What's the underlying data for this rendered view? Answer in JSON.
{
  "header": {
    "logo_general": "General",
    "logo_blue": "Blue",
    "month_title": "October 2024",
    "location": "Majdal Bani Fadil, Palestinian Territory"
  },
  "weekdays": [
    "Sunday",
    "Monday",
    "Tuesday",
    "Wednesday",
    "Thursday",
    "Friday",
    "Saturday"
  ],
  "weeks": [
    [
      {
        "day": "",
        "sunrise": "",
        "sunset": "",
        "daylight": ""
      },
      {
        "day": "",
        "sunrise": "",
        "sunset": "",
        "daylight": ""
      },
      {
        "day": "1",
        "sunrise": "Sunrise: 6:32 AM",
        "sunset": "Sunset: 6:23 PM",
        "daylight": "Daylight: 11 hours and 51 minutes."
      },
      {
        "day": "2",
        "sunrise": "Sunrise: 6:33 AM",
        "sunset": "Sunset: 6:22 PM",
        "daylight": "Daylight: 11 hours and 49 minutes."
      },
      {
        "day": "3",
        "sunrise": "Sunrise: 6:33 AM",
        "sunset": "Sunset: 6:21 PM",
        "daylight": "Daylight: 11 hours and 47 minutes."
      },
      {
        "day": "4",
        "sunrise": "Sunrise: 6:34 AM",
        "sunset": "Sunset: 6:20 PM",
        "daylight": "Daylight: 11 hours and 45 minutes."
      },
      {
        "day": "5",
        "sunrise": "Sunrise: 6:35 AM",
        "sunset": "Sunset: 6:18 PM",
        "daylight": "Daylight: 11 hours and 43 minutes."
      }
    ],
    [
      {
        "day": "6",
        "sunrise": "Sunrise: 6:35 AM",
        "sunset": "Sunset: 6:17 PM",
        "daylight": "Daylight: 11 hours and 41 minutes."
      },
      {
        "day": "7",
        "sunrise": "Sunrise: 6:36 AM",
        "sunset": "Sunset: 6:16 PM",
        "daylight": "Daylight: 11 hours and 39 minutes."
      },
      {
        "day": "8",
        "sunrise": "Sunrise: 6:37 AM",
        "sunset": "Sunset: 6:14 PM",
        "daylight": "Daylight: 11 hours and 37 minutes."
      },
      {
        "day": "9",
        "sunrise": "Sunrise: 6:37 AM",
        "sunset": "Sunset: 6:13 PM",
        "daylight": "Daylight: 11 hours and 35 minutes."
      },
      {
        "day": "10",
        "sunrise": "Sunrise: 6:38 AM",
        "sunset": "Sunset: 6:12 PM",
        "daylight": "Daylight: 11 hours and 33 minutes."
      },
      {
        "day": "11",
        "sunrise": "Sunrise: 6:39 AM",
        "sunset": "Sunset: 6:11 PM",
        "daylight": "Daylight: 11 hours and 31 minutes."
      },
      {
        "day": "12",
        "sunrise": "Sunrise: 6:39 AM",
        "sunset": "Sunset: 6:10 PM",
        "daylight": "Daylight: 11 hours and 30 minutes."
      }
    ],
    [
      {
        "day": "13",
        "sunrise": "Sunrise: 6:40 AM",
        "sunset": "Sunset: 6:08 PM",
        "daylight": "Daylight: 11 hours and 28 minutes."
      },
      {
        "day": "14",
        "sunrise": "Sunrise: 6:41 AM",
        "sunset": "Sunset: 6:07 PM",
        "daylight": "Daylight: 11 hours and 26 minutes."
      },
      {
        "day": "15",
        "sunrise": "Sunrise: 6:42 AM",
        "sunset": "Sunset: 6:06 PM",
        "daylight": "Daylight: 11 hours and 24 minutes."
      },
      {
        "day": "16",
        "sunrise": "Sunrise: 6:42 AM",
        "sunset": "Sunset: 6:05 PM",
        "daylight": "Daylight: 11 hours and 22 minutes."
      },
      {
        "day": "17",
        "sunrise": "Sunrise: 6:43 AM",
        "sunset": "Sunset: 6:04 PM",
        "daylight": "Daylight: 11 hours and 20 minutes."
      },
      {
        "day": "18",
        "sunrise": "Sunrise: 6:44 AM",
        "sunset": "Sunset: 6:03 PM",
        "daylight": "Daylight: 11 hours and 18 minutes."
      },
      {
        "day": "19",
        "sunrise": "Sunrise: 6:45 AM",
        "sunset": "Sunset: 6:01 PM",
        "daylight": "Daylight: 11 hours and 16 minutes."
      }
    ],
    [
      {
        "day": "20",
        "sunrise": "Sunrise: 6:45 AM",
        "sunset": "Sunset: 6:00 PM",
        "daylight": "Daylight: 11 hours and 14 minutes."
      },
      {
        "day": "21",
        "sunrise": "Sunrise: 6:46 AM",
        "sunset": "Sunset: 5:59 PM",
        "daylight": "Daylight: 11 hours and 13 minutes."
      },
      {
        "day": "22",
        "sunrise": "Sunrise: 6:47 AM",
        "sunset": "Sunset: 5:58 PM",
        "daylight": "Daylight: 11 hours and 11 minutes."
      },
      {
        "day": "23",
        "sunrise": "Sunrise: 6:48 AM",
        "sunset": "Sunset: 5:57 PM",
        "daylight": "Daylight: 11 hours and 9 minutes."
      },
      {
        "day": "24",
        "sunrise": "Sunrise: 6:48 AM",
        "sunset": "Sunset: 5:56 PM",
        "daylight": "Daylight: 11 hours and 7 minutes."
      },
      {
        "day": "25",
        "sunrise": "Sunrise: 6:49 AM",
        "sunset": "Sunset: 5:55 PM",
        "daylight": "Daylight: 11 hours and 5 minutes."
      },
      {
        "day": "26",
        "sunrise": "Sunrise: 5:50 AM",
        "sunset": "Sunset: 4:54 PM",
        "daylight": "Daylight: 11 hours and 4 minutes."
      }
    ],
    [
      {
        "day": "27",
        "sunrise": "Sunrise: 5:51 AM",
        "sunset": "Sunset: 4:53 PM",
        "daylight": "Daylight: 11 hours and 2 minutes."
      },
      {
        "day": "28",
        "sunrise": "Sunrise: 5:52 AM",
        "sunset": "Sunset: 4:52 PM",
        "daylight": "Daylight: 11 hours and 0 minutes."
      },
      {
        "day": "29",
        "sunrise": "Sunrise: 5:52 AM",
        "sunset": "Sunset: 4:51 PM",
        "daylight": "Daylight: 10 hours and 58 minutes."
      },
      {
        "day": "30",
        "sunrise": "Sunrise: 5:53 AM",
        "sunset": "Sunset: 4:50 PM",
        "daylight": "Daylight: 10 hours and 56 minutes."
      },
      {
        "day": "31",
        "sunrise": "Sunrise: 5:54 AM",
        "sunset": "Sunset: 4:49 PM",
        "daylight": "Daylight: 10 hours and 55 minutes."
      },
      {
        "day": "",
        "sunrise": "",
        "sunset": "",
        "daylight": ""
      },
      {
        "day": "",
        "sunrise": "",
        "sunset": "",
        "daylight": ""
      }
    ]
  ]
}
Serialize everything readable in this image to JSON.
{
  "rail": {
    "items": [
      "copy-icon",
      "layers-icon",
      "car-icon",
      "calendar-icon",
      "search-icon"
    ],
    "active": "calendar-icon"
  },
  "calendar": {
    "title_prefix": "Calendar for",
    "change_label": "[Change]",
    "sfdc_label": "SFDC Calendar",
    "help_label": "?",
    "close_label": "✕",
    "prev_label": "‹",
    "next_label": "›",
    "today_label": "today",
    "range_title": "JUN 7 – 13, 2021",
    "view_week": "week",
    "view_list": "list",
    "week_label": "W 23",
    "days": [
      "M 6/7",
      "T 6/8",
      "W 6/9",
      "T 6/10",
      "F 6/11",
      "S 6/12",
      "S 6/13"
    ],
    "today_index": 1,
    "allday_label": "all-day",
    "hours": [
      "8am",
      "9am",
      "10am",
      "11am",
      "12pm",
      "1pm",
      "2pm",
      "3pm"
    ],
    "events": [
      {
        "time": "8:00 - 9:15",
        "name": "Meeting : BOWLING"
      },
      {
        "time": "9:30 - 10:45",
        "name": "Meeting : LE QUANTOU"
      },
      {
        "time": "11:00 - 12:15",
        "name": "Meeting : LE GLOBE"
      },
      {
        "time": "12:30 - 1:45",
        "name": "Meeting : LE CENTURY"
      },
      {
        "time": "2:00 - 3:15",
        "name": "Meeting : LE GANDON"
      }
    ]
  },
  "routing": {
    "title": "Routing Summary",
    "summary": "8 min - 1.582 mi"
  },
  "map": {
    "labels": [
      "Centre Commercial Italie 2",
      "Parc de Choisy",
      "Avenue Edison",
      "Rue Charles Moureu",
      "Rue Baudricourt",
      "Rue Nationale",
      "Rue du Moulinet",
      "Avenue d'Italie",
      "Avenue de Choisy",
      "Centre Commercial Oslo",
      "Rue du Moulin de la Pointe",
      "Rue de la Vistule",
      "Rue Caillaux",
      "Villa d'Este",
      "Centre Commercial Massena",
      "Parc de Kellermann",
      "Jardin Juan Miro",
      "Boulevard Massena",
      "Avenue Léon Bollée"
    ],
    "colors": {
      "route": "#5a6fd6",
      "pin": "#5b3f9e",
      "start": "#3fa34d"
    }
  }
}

REQUIRED WORK: Scan the data above; copy every line where "name" appears.

SOLUTION TO THIS EXERCISE:
        "name": "Meeting : BOWLING"
        "name": "Meeting : LE QUANTOU"
        "name": "Meeting : LE GLOBE"
        "name": "Meeting : LE CENTURY"
        "name": "Meeting : LE GANDON"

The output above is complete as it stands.